*Task*.
Write out all records as given; omit images.

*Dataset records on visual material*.
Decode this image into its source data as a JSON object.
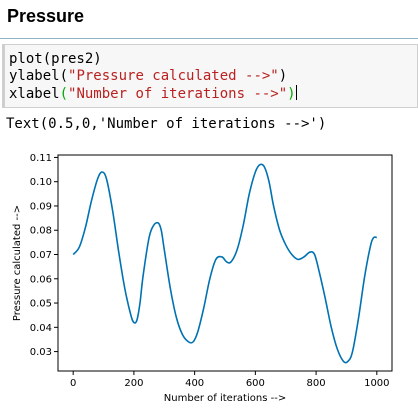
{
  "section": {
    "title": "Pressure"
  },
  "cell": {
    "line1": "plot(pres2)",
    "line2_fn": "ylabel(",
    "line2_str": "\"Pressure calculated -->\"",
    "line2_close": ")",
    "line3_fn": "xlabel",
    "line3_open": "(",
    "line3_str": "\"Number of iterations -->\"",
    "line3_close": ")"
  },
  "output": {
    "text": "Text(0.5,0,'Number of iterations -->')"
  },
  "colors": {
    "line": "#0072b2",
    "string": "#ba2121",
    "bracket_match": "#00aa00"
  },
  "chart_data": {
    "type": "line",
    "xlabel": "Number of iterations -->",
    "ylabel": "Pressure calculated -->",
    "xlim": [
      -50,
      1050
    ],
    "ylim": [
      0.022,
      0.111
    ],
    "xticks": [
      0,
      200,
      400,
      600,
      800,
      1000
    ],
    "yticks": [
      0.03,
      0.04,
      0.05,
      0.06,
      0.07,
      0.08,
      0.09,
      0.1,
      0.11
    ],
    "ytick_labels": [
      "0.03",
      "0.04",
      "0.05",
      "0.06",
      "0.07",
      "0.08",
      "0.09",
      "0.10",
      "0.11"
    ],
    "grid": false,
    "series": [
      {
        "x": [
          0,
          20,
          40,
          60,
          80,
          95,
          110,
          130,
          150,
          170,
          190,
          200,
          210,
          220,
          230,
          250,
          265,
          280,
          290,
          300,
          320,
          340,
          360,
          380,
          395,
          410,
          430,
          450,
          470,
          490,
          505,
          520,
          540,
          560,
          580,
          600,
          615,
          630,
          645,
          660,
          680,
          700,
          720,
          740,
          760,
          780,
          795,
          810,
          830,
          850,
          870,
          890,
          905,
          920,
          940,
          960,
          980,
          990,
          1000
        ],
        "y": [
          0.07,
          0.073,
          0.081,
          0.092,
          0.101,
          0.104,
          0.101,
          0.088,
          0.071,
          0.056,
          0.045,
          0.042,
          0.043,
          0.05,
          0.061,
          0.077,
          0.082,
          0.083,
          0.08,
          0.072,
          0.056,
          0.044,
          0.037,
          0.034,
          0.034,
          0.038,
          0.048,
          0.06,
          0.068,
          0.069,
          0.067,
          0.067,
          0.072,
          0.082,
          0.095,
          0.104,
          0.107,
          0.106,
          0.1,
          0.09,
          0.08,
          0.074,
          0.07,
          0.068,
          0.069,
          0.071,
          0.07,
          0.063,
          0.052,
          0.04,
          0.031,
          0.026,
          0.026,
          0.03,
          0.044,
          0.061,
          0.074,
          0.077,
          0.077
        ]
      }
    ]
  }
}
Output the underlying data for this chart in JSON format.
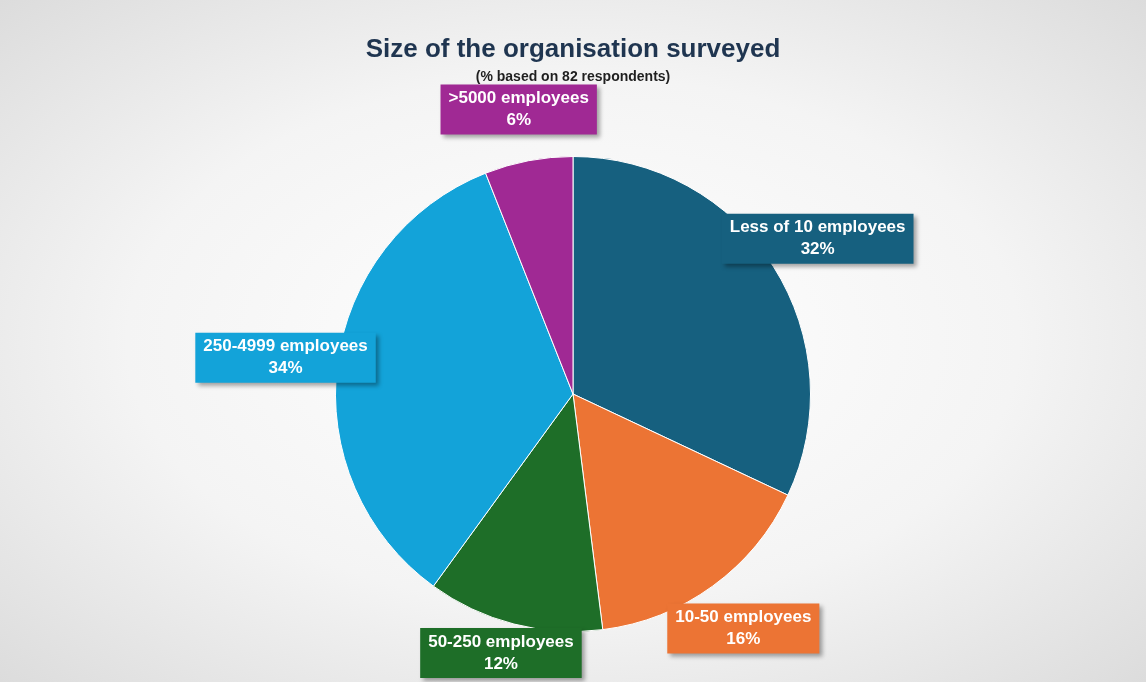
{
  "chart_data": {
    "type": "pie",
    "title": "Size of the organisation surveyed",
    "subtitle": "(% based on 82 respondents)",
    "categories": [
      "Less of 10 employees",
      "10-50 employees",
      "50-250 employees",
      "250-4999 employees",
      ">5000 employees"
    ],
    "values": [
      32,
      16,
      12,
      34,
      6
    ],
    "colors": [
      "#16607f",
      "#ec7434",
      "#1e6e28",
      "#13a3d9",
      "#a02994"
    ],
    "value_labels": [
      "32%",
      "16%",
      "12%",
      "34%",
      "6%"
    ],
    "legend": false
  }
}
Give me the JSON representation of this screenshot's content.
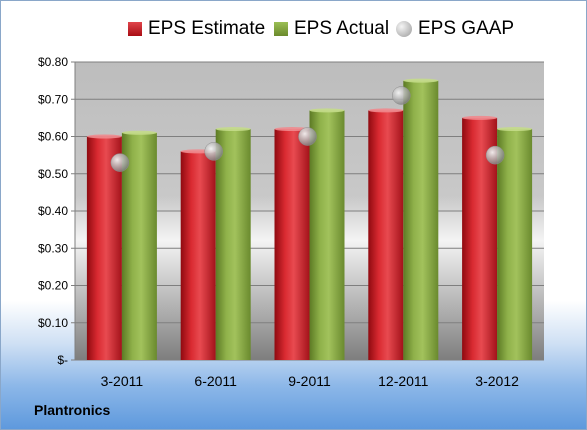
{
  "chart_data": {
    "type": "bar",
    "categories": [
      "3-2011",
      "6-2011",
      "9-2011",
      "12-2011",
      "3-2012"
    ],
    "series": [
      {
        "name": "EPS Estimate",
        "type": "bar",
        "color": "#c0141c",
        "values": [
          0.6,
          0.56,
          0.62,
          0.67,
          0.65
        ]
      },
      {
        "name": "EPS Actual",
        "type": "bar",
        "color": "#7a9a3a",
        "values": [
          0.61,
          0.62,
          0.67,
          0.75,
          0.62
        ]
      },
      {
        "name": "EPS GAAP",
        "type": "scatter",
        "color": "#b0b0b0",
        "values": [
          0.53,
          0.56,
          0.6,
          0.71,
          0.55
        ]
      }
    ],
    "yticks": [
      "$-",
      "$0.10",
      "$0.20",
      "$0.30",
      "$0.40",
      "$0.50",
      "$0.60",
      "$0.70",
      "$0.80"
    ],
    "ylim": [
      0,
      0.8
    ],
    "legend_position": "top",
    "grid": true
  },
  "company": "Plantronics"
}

*Result for this task*.
Decode this image into its source data as a JSON object.
{
  "section": {
    "title": "Pressure"
  },
  "cell": {
    "line1": "plot(pres2)",
    "line2_fn": "ylabel(",
    "line2_str": "\"Pressure calculated -->\"",
    "line2_close": ")",
    "line3_fn": "xlabel",
    "line3_open": "(",
    "line3_str": "\"Number of iterations -->\"",
    "line3_close": ")"
  },
  "output": {
    "text": "Text(0.5,0,'Number of iterations -->')"
  },
  "colors": {
    "line": "#0072b2",
    "string": "#ba2121",
    "bracket_match": "#00aa00"
  },
  "chart_data": {
    "type": "line",
    "xlabel": "Number of iterations -->",
    "ylabel": "Pressure calculated -->",
    "xlim": [
      -50,
      1050
    ],
    "ylim": [
      0.022,
      0.111
    ],
    "xticks": [
      0,
      200,
      400,
      600,
      800,
      1000
    ],
    "yticks": [
      0.03,
      0.04,
      0.05,
      0.06,
      0.07,
      0.08,
      0.09,
      0.1,
      0.11
    ],
    "ytick_labels": [
      "0.03",
      "0.04",
      "0.05",
      "0.06",
      "0.07",
      "0.08",
      "0.09",
      "0.10",
      "0.11"
    ],
    "grid": false,
    "series": [
      {
        "x": [
          0,
          20,
          40,
          60,
          80,
          95,
          110,
          130,
          150,
          170,
          190,
          200,
          210,
          220,
          230,
          250,
          265,
          280,
          290,
          300,
          320,
          340,
          360,
          380,
          395,
          410,
          430,
          450,
          470,
          490,
          505,
          520,
          540,
          560,
          580,
          600,
          615,
          630,
          645,
          660,
          680,
          700,
          720,
          740,
          760,
          780,
          795,
          810,
          830,
          850,
          870,
          890,
          905,
          920,
          940,
          960,
          980,
          990,
          1000
        ],
        "y": [
          0.07,
          0.073,
          0.081,
          0.092,
          0.101,
          0.104,
          0.101,
          0.088,
          0.071,
          0.056,
          0.045,
          0.042,
          0.043,
          0.05,
          0.061,
          0.077,
          0.082,
          0.083,
          0.08,
          0.072,
          0.056,
          0.044,
          0.037,
          0.034,
          0.034,
          0.038,
          0.048,
          0.06,
          0.068,
          0.069,
          0.067,
          0.067,
          0.072,
          0.082,
          0.095,
          0.104,
          0.107,
          0.106,
          0.1,
          0.09,
          0.08,
          0.074,
          0.07,
          0.068,
          0.069,
          0.071,
          0.07,
          0.063,
          0.052,
          0.04,
          0.031,
          0.026,
          0.026,
          0.03,
          0.044,
          0.061,
          0.074,
          0.077,
          0.077
        ]
      }
    ]
  }
}
Output the underlying data for this chart in JSON format.
{
  "chart_data": {
    "type": "pie",
    "title": "Size of the organisation surveyed",
    "subtitle": "(% based on 82 respondents)",
    "categories": [
      "Less of 10 employees",
      "10-50 employees",
      "50-250 employees",
      "250-4999 employees",
      ">5000 employees"
    ],
    "values": [
      32,
      16,
      12,
      34,
      6
    ],
    "colors": [
      "#16607f",
      "#ec7434",
      "#1e6e28",
      "#13a3d9",
      "#a02994"
    ],
    "value_labels": [
      "32%",
      "16%",
      "12%",
      "34%",
      "6%"
    ],
    "legend": false
  }
}
Give me the JSON representation of this screenshot's content.
{
  "chart_data": {
    "type": "bar",
    "categories": [
      "3-2011",
      "6-2011",
      "9-2011",
      "12-2011",
      "3-2012"
    ],
    "series": [
      {
        "name": "EPS Estimate",
        "type": "bar",
        "color": "#c0141c",
        "values": [
          0.6,
          0.56,
          0.62,
          0.67,
          0.65
        ]
      },
      {
        "name": "EPS Actual",
        "type": "bar",
        "color": "#7a9a3a",
        "values": [
          0.61,
          0.62,
          0.67,
          0.75,
          0.62
        ]
      },
      {
        "name": "EPS GAAP",
        "type": "scatter",
        "color": "#b0b0b0",
        "values": [
          0.53,
          0.56,
          0.6,
          0.71,
          0.55
        ]
      }
    ],
    "yticks": [
      "$-",
      "$0.10",
      "$0.20",
      "$0.30",
      "$0.40",
      "$0.50",
      "$0.60",
      "$0.70",
      "$0.80"
    ],
    "ylim": [
      0,
      0.8
    ],
    "legend_position": "top",
    "grid": true
  },
  "company": "Plantronics"
}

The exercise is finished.